### Work to be completed
Print the complete set of entries exactly.

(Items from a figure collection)
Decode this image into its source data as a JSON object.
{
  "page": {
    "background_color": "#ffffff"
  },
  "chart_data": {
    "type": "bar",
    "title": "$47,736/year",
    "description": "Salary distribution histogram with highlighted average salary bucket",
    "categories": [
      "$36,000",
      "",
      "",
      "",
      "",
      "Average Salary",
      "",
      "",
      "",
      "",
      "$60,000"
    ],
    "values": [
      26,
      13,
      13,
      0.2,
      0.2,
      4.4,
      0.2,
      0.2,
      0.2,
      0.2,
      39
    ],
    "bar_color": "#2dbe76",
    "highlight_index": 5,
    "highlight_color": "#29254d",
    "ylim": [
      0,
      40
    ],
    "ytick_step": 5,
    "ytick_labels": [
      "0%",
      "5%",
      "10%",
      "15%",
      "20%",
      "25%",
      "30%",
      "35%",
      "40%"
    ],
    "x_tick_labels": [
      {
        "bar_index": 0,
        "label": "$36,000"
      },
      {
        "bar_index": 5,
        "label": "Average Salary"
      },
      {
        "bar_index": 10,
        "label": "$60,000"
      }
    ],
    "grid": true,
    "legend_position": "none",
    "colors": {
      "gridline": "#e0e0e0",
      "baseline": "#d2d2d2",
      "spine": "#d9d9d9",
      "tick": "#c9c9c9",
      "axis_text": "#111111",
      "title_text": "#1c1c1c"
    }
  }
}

### Worked solution
Decode this image into its source data as a JSON object.
{
  "page": {
    "background_color": "#ffffff"
  },
  "chart_data": {
    "type": "bar",
    "title": "$47,736/year",
    "description": "Salary distribution histogram with highlighted average salary bucket",
    "categories": [
      "$36,000",
      "",
      "",
      "",
      "",
      "Average Salary",
      "",
      "",
      "",
      "",
      "$60,000"
    ],
    "values": [
      26,
      13,
      13,
      0.2,
      0.2,
      4.4,
      0.2,
      0.2,
      0.2,
      0.2,
      39
    ],
    "bar_color": "#2dbe76",
    "highlight_index": 5,
    "highlight_color": "#29254d",
    "ylim": [
      0,
      40
    ],
    "ytick_step": 5,
    "ytick_labels": [
      "0%",
      "5%",
      "10%",
      "15%",
      "20%",
      "25%",
      "30%",
      "35%",
      "40%"
    ],
    "x_tick_labels": [
      {
        "bar_index": 0,
        "label": "$36,000"
      },
      {
        "bar_index": 5,
        "label": "Average Salary"
      },
      {
        "bar_index": 10,
        "label": "$60,000"
      }
    ],
    "grid": true,
    "legend_position": "none",
    "colors": {
      "gridline": "#e0e0e0",
      "baseline": "#d2d2d2",
      "spine": "#d9d9d9",
      "tick": "#c9c9c9",
      "axis_text": "#111111",
      "title_text": "#1c1c1c"
    }
  }
}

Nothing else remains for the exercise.